▸ Aim 1
In the Postgres sales question, why does the generate_series approach that suits a single product fail here?
▸ Aim 2
Carry on with the Postgres sales question, starting after its final sentence.
[Passage given start]
问题
I am aggregating sales for a set of products per day using Postgres and need to know not just when sales do happen, but also when they do not for further processing.
SELECT
sd.date,
COUNT(sd.sale_id) AS sales,
sd.product
FROM sales_data sd
-- sales per product, per day
GROUP BY sd.product, sd.date
ORDER BY sd.product, sd.date
This produces the following:
date | sales | product
------------+-------+-------------------
2017-08-17 | 10 | soap
2017-08-19 | 2 | soap
2017-08-20 | 5 | soap
2017-08-17 | 2 | shower gel
2017-08-21 | 1 | shower gel
As you can see - the date ranges per product are not continuous as sales_data
just didn't contain any info for these products on some days.
What I'm aiming to do is to add a sales = 0
row for each product that is not sold on any day in a range - for example here, between 2017-08-17
and 2017-08-21
to give something like the the following:
date | sales | product
------------+-------+-------------------
2017-08-17 | 10 | soap
2017-08-18 | 0 | soap
2017-08-19 | 2 | soap
2017-08-20 | 5 | soap
2017-08-21 | 0 | soap
2017-08-17 | 2 | shower gel
2017-08-18 | 0 | shower gel
2017-08-19 | 0 | shower gel
2017-08-20 | 0 | shower gel
2017-08-21 | 1 | shower gel
In a simpler case where there was only a single product, it seems like the solution would be to use generate_series()
i.e.:
- create a full range of dates using generate_series
LEFT JOIN
the already aggregated sales data onto the date seriesCOALESCE
anyNULL
counts to 0 in the missing rows
The problem I have is that this approach does not seem to work dates repeat in the aggregated data as I'm grouping over not just multiple dates, but multiple products also.
It feels like I should be able to do something cunning with window functions here to solve this e.g. joining onto the full date range over partitions defined by the product name - but I can't see a way of actually getting this to work.
[Passage given end]
[Dataset section start]
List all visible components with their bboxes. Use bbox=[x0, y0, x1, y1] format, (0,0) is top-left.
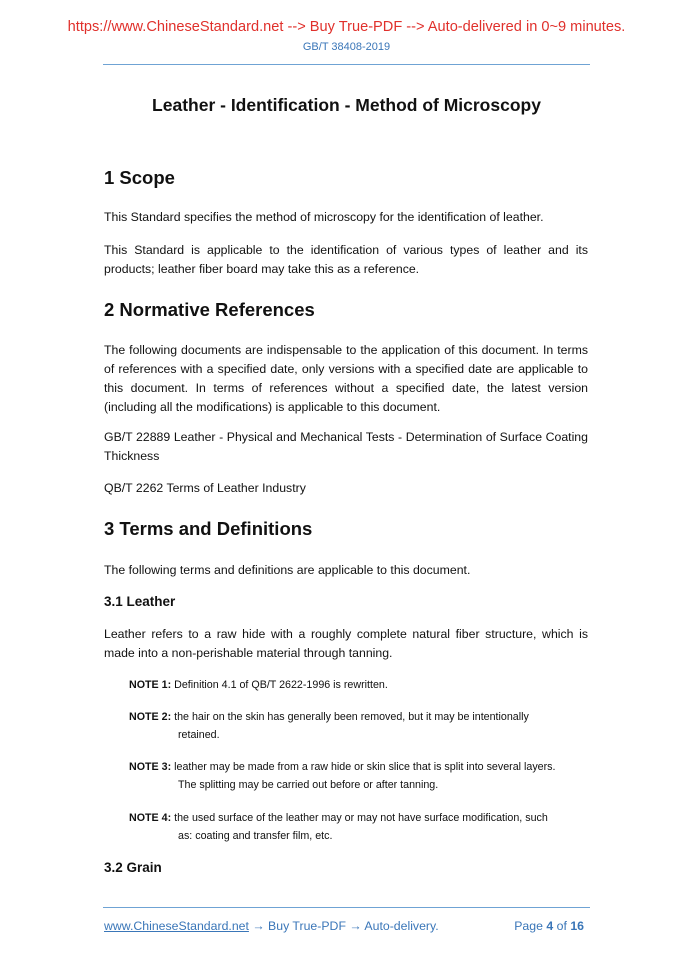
[Dataset section end]
▸ Right answer 1
The query groups by product as well as by date, so the same date appears several times in the aggregated data, once for each product. Left-joining that data onto a single series of dates therefore does not fill in the missing days for each product.

▸ Right answer 2
回答1:
You could use:
WITH cte AS (
SELECT date, s.product
FROM ... -- some way to generate date series
CROSS JOIN (SELECT DISTINCT product FROM sales_data) s
)
SELECT
c.date,
c.product,
COUNT(sd.sale_id) AS sales
FROM cte c
LEFT JOIN sales_data sd
ON c.date = sd.date AND c.product= sd.product
GROUP BY c.date, c.product
ORDER BY c.date, c.product;
First create Cartesian product of dates and products, then LEFT JOIN
to actual data and do calculations.
Oracle has great feature for this scenarios called Partitioned Outer Joins:
SELECT times.time_id, product, quantity
FROM inventory PARTITION BY (product)
RIGHT OUTER JOIN times ON (times.time_id = inventory.time_id)
WHERE times.time_id BETWEEN TO_DATE('01/04/01', 'DD/MM/YY')
AND TO_DATE('06/04/01', 'DD/MM/YY')
ORDER BY 2,1;
回答2:
select
date,
count(sale_id) as sales,
product
from
sales_data
right join (
(
select d::date as date
from generate_series (
(select min(date) from sales_data),
(select max(date) from sales_data),
'1 day'
) gs (d)
) gs
cross join
(select distinct product from sales_data) p
) cj using (product, date)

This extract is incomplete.